• WHAT YOU WILL DO
Output the entries below exactly as written, omitting pictures.

• DATA PROVIDED
--- begin ---
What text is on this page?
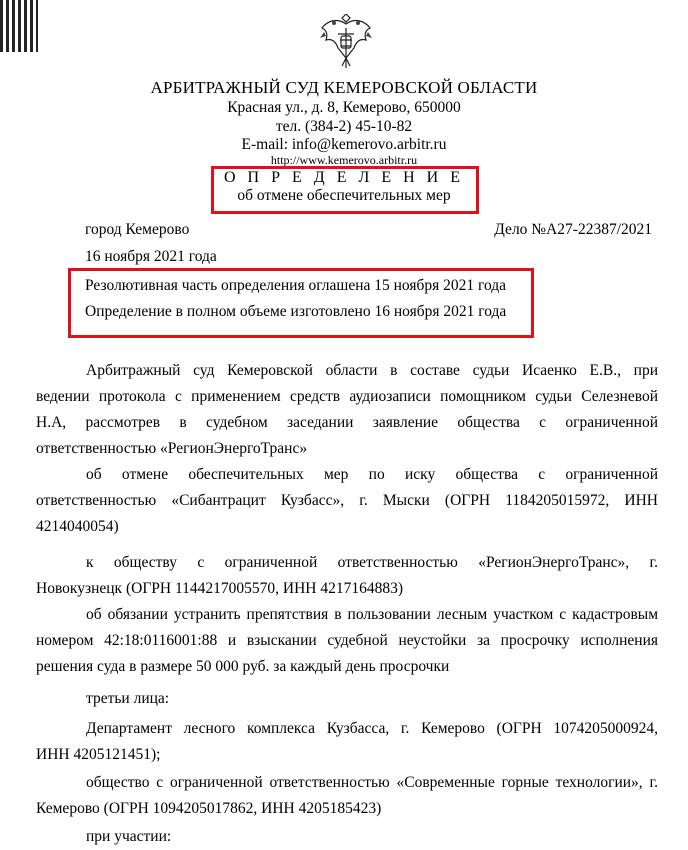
АРБИТРАЖНЫЙ СУД КЕМЕРОВСКОЙ ОБЛАСТИ
Красная ул., д. 8, Кемерово, 650000
тел. (384-2) 45-10-82
E-mail: info@kemerovo.arbitr.ru
http://www.kemerovo.arbitr.ru
О П Р Е Д Е Л Е Н И Е
об отмене обеспечительных мер
город Кемерово	Дело №А27-22387/2021
16 ноября 2021 года
Резолютивная часть определения оглашена 15 ноября 2021 года
Определение в полном объеме изготовлено 16 ноября 2021 года
Арбитражный суд Кемеровской области в составе судьи Исаенко Е.В., при
ведении протокола с применением средств аудиозаписи помощником судьи Селезневой
Н.А, рассмотрев в судебном заседании заявление общества с ограниченной
ответственностью «РегионЭнергоТранс»
об отмене обеспечительных мер по иску общества с ограниченной
ответственностью «Сибантрацит Кузбасс», г. Мыски (ОГРН 1184205015972, ИНН
4214040054)
к обществу с ограниченной ответственностью «РегионЭнергоТранс», г.
Новокузнецк (ОГРН 1144217005570, ИНН 4217164883)
об обязании устранить препятствия в пользовании лесным участком с кадастровым
номером 42:18:0116001:88 и взыскании судебной неустойки за просрочку исполнения
решения суда в размере 50 000 руб. за каждый день просрочки
третьи лица:
Департамент лесного комплекса Кузбасса, г. Кемерово (ОГРН 1074205000924,
ИНН 4205121451);
общество с ограниченной ответственностью «Современные горные технологии», г.
Кемерово (ОГРН 1094205017862, ИНН 4205185423)
при участии:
--- end ---
• SOLUTION TO THIS EXERCISE
What text is on this page?
АРБИТРАЖНЫЙ СУД КЕМЕРОВСКОЙ ОБЛАСТИ
Красная ул., д. 8, Кемерово, 650000
тел. (384-2) 45-10-82
E-mail: info@kemerovo.arbitr.ru
http://www.kemerovo.arbitr.ru
О П Р Е Д Е Л Е Н И Е
об отмене обеспечительных мер
город Кемерово	Дело №А27-22387/2021
16 ноября 2021 года
Резолютивная часть определения оглашена 15 ноября 2021 года
Определение в полном объеме изготовлено 16 ноября 2021 года
Арбитражный суд Кемеровской области в составе судьи Исаенко Е.В., при
ведении протокола с применением средств аудиозаписи помощником судьи Селезневой
Н.А, рассмотрев в судебном заседании заявление общества с ограниченной
ответственностью «РегионЭнергоТранс»
об отмене обеспечительных мер по иску общества с ограниченной
ответственностью «Сибантрацит Кузбасс», г. Мыски (ОГРН 1184205015972, ИНН
4214040054)
к обществу с ограниченной ответственностью «РегионЭнергоТранс», г.
Новокузнецк (ОГРН 1144217005570, ИНН 4217164883)
об обязании устранить препятствия в пользовании лесным участком с кадастровым
номером 42:18:0116001:88 и взыскании судебной неустойки за просрочку исполнения
решения суда в размере 50 000 руб. за каждый день просрочки
третьи лица:
Департамент лесного комплекса Кузбасса, г. Кемерово (ОГРН 1074205000924,
ИНН 4205121451);
общество с ограниченной ответственностью «Современные горные технологии», г.
Кемерово (ОГРН 1094205017862, ИНН 4205185423)
при участии:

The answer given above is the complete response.